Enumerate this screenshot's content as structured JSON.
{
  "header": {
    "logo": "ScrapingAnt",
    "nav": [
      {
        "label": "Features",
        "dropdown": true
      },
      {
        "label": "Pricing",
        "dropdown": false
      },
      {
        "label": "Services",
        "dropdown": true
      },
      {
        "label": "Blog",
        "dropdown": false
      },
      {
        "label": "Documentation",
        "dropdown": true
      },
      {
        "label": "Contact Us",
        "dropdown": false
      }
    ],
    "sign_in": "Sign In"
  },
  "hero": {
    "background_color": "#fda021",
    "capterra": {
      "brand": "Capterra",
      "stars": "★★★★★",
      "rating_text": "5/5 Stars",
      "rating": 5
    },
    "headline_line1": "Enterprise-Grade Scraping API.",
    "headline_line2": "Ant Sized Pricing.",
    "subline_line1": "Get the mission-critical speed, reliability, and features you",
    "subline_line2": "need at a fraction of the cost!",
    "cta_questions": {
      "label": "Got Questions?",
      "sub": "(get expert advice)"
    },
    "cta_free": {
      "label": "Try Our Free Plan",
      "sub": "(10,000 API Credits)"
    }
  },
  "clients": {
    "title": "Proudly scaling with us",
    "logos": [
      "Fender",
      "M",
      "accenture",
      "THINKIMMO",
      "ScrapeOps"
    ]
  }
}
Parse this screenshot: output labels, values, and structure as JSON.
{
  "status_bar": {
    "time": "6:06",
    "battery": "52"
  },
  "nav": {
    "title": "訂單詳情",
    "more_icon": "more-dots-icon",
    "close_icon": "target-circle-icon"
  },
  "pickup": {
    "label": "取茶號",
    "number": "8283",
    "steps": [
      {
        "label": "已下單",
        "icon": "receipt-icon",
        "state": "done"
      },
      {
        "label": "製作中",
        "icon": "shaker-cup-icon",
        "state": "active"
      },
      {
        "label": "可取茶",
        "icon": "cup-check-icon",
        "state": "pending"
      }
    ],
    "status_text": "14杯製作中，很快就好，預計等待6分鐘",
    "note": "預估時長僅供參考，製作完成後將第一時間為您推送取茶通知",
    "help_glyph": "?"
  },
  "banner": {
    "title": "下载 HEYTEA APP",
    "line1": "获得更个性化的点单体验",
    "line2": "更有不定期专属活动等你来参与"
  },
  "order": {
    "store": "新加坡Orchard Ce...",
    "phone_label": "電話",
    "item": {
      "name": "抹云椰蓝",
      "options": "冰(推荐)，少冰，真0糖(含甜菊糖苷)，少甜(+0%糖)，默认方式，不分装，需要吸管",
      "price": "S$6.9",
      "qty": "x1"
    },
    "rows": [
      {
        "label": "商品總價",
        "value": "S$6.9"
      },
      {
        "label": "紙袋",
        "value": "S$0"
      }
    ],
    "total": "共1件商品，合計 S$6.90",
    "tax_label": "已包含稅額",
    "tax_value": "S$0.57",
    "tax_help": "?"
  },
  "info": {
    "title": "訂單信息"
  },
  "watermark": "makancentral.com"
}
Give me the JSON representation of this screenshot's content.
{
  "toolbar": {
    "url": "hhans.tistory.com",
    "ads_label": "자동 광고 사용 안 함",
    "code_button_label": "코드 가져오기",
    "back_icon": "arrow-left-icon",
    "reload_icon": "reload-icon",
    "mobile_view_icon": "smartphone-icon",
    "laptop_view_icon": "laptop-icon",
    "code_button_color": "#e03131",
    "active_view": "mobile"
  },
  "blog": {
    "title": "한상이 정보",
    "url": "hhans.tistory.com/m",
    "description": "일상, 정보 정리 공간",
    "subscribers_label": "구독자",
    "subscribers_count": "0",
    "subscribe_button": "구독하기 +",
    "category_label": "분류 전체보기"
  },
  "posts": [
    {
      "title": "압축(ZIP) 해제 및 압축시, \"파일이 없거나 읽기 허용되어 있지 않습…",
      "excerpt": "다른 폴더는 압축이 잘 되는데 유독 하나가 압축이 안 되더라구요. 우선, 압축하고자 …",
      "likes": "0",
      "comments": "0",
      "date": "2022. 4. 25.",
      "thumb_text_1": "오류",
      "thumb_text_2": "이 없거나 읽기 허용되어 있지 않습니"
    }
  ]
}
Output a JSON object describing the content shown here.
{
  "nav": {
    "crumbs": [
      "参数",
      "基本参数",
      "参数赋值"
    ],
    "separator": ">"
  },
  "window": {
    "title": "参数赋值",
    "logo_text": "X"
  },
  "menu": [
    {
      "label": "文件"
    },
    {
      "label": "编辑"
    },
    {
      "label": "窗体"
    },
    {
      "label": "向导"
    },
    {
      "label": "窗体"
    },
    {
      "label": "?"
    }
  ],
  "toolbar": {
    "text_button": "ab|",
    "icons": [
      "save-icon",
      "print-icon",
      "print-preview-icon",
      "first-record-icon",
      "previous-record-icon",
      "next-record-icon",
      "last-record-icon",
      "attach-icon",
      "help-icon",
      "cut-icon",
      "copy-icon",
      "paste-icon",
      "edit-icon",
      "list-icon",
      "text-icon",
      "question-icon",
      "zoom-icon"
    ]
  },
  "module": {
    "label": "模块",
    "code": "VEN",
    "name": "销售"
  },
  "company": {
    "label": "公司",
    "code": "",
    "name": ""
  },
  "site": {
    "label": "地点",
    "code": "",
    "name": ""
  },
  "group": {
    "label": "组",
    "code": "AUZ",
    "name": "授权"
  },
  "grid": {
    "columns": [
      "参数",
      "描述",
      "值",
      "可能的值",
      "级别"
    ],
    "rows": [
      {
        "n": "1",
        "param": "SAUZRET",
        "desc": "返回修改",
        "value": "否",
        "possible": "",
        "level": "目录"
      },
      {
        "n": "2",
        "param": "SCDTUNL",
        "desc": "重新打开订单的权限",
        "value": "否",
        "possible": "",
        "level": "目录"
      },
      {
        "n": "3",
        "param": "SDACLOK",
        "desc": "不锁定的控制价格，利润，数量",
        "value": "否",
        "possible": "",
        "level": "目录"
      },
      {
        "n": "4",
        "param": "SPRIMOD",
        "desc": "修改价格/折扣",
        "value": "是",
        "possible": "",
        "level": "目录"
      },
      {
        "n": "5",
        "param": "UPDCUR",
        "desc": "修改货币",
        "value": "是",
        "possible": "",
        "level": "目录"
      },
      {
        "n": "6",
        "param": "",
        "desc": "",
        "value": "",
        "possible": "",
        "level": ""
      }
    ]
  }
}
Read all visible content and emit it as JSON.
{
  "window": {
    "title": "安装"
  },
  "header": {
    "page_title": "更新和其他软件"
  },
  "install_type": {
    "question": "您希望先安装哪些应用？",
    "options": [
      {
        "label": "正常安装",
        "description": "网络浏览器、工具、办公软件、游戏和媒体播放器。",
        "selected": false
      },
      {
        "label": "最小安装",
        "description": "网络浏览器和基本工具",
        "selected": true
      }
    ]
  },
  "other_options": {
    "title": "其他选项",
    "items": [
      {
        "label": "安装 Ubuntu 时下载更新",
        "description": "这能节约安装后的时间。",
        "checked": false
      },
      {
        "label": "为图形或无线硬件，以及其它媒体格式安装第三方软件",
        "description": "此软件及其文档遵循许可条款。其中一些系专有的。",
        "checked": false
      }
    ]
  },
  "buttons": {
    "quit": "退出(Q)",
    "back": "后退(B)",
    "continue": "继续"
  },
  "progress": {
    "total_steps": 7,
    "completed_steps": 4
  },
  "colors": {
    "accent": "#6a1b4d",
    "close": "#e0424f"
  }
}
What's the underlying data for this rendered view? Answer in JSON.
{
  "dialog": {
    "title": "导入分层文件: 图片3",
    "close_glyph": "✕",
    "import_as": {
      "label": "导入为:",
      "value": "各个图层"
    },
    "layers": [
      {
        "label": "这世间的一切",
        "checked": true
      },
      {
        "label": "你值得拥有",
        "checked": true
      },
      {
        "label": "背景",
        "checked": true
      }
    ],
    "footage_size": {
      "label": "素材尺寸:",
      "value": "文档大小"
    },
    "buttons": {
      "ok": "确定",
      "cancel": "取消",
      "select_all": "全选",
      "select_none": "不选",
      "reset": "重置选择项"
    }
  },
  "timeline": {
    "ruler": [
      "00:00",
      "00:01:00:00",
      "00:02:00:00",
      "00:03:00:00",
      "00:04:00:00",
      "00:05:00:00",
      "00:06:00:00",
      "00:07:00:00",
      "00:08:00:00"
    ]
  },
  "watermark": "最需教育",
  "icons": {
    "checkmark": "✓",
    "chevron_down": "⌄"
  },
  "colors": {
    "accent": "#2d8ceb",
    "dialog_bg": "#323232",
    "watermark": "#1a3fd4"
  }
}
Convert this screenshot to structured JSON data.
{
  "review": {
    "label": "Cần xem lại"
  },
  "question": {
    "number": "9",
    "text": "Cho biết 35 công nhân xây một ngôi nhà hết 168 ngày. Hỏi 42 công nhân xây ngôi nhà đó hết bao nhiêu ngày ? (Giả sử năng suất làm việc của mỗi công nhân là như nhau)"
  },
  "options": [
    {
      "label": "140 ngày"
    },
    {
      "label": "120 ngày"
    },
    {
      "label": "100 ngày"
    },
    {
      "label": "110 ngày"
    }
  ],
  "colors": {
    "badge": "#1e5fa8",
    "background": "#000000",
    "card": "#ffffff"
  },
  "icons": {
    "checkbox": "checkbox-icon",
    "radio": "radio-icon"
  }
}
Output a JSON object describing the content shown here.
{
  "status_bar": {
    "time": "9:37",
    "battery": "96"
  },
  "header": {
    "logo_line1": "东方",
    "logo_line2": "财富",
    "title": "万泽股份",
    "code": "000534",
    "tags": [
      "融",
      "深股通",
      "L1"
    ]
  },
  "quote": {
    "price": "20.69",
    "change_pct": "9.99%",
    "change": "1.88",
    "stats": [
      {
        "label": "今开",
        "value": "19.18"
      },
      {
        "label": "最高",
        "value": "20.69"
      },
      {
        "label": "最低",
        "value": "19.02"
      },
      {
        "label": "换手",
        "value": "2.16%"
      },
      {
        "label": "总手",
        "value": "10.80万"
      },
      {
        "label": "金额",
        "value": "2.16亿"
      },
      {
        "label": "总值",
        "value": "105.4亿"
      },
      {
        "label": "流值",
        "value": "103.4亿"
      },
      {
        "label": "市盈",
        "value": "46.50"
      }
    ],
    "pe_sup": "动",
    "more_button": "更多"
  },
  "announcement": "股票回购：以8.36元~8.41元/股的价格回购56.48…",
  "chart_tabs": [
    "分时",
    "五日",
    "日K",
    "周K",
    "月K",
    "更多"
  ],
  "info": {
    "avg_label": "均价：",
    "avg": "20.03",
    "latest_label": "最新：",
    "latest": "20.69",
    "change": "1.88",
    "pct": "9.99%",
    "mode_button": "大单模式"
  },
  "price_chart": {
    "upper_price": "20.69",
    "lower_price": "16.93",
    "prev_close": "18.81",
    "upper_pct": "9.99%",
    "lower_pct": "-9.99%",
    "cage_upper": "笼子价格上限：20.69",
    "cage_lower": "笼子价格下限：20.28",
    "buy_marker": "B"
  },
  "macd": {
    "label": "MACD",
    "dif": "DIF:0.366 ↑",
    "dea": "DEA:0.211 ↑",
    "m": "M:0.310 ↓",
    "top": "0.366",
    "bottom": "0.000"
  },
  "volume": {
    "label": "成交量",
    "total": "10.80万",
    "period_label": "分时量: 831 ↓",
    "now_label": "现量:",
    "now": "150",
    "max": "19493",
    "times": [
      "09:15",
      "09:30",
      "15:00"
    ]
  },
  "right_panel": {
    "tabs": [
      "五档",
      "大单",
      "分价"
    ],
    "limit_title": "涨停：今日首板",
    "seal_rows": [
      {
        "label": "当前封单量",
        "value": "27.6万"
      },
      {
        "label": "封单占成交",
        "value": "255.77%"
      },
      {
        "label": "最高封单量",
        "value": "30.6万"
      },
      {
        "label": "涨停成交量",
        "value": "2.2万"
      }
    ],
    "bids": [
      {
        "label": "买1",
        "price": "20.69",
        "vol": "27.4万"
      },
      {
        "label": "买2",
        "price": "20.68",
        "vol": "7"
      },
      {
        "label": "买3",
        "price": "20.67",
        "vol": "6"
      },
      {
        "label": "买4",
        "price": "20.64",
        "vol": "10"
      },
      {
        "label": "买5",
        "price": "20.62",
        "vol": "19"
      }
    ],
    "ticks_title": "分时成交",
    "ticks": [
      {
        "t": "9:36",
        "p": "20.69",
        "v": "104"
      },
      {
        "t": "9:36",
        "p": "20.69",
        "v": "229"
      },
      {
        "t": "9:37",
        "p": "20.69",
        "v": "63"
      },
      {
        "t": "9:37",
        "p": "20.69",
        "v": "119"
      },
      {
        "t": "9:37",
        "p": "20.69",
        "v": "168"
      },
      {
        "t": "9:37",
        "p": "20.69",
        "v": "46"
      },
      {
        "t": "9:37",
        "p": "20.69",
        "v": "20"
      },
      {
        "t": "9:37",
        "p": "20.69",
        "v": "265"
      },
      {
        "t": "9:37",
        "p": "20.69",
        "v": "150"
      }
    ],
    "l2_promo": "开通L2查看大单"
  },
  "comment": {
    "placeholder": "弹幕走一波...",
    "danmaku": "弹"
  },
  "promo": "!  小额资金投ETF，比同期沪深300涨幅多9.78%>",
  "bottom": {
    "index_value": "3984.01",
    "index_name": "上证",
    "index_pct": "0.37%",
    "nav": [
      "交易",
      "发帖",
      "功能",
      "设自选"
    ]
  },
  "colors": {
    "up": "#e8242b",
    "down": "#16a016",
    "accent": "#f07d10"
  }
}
☆ ☆ ☆ ☆ ☆
DIRECTIONS: Each line in the listing above that contains "ngày" should be copied.

EXPECTED OUTPUT:
    "text": "Cho biết 35 công nhân xây một ngôi nhà hết 168 ngày. Hỏi 42 công nhân xây ngôi nhà đó hết bao nhiêu ngày ? (Giả sử năng suất làm việc của mỗi công nhân là như nhau)"
      "label": "140 ngày"
      "label": "120 ngày"
      "label": "100 ngày"
      "label": "110 ngày"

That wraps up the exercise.